= Stated goal =
All lines below must be repeated exactly, with the pictures omitted.

= Records for the exercise =
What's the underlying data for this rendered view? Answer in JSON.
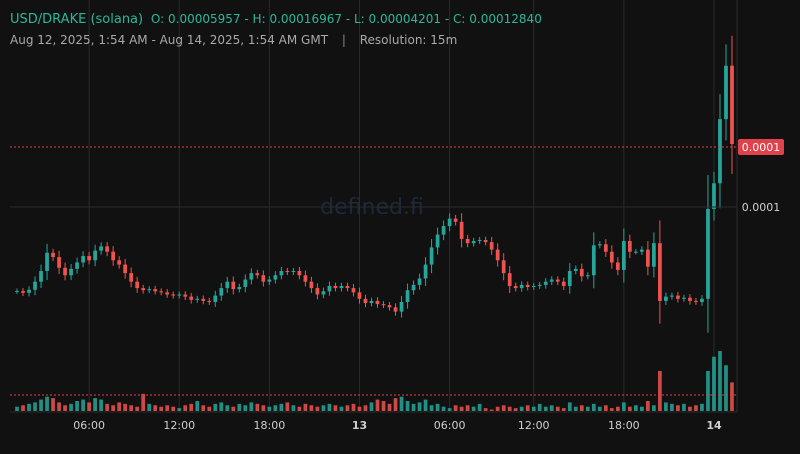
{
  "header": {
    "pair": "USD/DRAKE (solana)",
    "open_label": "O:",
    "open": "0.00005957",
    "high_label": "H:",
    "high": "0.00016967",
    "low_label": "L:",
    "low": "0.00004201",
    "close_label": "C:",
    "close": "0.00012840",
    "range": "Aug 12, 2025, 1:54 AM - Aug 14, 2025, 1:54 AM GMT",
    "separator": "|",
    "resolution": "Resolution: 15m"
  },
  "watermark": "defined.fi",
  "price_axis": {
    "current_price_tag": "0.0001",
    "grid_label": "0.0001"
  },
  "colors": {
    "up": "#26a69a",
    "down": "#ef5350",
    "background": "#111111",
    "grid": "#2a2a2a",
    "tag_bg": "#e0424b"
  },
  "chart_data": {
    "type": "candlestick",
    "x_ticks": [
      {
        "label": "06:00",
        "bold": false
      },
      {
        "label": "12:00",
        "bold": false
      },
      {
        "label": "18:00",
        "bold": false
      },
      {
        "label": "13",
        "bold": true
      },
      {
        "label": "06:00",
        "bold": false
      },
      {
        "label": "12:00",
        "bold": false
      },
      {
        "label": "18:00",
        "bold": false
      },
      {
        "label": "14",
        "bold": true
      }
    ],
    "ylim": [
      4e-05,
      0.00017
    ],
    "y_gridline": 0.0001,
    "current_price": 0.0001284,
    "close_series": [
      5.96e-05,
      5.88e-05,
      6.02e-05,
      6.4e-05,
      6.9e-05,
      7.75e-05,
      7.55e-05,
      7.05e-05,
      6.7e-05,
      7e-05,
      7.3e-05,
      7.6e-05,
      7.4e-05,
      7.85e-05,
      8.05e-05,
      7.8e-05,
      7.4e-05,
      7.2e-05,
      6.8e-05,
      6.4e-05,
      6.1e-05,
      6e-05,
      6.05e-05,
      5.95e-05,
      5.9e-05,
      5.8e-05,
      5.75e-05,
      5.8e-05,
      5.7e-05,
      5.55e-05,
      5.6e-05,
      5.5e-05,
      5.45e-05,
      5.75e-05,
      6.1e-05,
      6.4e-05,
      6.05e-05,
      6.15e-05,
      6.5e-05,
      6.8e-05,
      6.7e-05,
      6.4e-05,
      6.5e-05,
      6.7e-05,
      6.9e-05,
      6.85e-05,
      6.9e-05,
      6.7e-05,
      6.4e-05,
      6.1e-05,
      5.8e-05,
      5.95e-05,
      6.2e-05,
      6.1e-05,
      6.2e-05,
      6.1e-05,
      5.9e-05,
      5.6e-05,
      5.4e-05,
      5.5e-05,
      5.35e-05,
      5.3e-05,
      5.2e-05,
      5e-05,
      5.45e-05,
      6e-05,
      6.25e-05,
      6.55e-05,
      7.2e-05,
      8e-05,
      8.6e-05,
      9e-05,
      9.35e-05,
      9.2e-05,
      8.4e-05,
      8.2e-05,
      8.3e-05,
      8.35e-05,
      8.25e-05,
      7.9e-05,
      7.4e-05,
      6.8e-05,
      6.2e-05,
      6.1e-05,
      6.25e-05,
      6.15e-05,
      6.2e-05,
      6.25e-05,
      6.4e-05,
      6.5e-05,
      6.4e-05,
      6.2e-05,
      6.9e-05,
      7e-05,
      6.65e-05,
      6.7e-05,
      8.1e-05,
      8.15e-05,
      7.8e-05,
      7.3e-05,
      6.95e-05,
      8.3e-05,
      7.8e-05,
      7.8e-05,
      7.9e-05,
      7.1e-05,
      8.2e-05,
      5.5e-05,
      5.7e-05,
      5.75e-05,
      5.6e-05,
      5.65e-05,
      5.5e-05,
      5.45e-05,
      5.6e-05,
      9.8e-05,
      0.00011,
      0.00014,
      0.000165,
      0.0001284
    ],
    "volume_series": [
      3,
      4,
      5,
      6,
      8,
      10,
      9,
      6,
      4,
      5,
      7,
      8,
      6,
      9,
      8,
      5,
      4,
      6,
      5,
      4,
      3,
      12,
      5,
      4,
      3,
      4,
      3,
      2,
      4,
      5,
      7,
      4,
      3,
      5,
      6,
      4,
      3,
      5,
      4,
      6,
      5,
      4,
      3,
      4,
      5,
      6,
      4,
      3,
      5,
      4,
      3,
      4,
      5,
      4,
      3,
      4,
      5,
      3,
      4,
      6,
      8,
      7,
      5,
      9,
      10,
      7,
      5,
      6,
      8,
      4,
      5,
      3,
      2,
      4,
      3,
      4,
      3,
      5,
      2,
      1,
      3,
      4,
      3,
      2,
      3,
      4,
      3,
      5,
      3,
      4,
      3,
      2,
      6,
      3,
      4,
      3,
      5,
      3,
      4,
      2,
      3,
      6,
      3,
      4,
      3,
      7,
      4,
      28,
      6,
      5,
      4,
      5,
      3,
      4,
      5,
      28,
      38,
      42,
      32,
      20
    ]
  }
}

= Written answer =
What's the underlying data for this rendered view? Answer in JSON.
{
  "header": {
    "pair": "USD/DRAKE (solana)",
    "open_label": "O:",
    "open": "0.00005957",
    "high_label": "H:",
    "high": "0.00016967",
    "low_label": "L:",
    "low": "0.00004201",
    "close_label": "C:",
    "close": "0.00012840",
    "range": "Aug 12, 2025, 1:54 AM - Aug 14, 2025, 1:54 AM GMT",
    "separator": "|",
    "resolution": "Resolution: 15m"
  },
  "watermark": "defined.fi",
  "price_axis": {
    "current_price_tag": "0.0001",
    "grid_label": "0.0001"
  },
  "colors": {
    "up": "#26a69a",
    "down": "#ef5350",
    "background": "#111111",
    "grid": "#2a2a2a",
    "tag_bg": "#e0424b"
  },
  "chart_data": {
    "type": "candlestick",
    "x_ticks": [
      {
        "label": "06:00",
        "bold": false
      },
      {
        "label": "12:00",
        "bold": false
      },
      {
        "label": "18:00",
        "bold": false
      },
      {
        "label": "13",
        "bold": true
      },
      {
        "label": "06:00",
        "bold": false
      },
      {
        "label": "12:00",
        "bold": false
      },
      {
        "label": "18:00",
        "bold": false
      },
      {
        "label": "14",
        "bold": true
      }
    ],
    "ylim": [
      4e-05,
      0.00017
    ],
    "y_gridline": 0.0001,
    "current_price": 0.0001284,
    "close_series": [
      5.96e-05,
      5.88e-05,
      6.02e-05,
      6.4e-05,
      6.9e-05,
      7.75e-05,
      7.55e-05,
      7.05e-05,
      6.7e-05,
      7e-05,
      7.3e-05,
      7.6e-05,
      7.4e-05,
      7.85e-05,
      8.05e-05,
      7.8e-05,
      7.4e-05,
      7.2e-05,
      6.8e-05,
      6.4e-05,
      6.1e-05,
      6e-05,
      6.05e-05,
      5.95e-05,
      5.9e-05,
      5.8e-05,
      5.75e-05,
      5.8e-05,
      5.7e-05,
      5.55e-05,
      5.6e-05,
      5.5e-05,
      5.45e-05,
      5.75e-05,
      6.1e-05,
      6.4e-05,
      6.05e-05,
      6.15e-05,
      6.5e-05,
      6.8e-05,
      6.7e-05,
      6.4e-05,
      6.5e-05,
      6.7e-05,
      6.9e-05,
      6.85e-05,
      6.9e-05,
      6.7e-05,
      6.4e-05,
      6.1e-05,
      5.8e-05,
      5.95e-05,
      6.2e-05,
      6.1e-05,
      6.2e-05,
      6.1e-05,
      5.9e-05,
      5.6e-05,
      5.4e-05,
      5.5e-05,
      5.35e-05,
      5.3e-05,
      5.2e-05,
      5e-05,
      5.45e-05,
      6e-05,
      6.25e-05,
      6.55e-05,
      7.2e-05,
      8e-05,
      8.6e-05,
      9e-05,
      9.35e-05,
      9.2e-05,
      8.4e-05,
      8.2e-05,
      8.3e-05,
      8.35e-05,
      8.25e-05,
      7.9e-05,
      7.4e-05,
      6.8e-05,
      6.2e-05,
      6.1e-05,
      6.25e-05,
      6.15e-05,
      6.2e-05,
      6.25e-05,
      6.4e-05,
      6.5e-05,
      6.4e-05,
      6.2e-05,
      6.9e-05,
      7e-05,
      6.65e-05,
      6.7e-05,
      8.1e-05,
      8.15e-05,
      7.8e-05,
      7.3e-05,
      6.95e-05,
      8.3e-05,
      7.8e-05,
      7.8e-05,
      7.9e-05,
      7.1e-05,
      8.2e-05,
      5.5e-05,
      5.7e-05,
      5.75e-05,
      5.6e-05,
      5.65e-05,
      5.5e-05,
      5.45e-05,
      5.6e-05,
      9.8e-05,
      0.00011,
      0.00014,
      0.000165,
      0.0001284
    ],
    "volume_series": [
      3,
      4,
      5,
      6,
      8,
      10,
      9,
      6,
      4,
      5,
      7,
      8,
      6,
      9,
      8,
      5,
      4,
      6,
      5,
      4,
      3,
      12,
      5,
      4,
      3,
      4,
      3,
      2,
      4,
      5,
      7,
      4,
      3,
      5,
      6,
      4,
      3,
      5,
      4,
      6,
      5,
      4,
      3,
      4,
      5,
      6,
      4,
      3,
      5,
      4,
      3,
      4,
      5,
      4,
      3,
      4,
      5,
      3,
      4,
      6,
      8,
      7,
      5,
      9,
      10,
      7,
      5,
      6,
      8,
      4,
      5,
      3,
      2,
      4,
      3,
      4,
      3,
      5,
      2,
      1,
      3,
      4,
      3,
      2,
      3,
      4,
      3,
      5,
      3,
      4,
      3,
      2,
      6,
      3,
      4,
      3,
      5,
      3,
      4,
      2,
      3,
      6,
      3,
      4,
      3,
      7,
      4,
      28,
      6,
      5,
      4,
      5,
      3,
      4,
      5,
      28,
      38,
      42,
      32,
      20
    ]
  }
}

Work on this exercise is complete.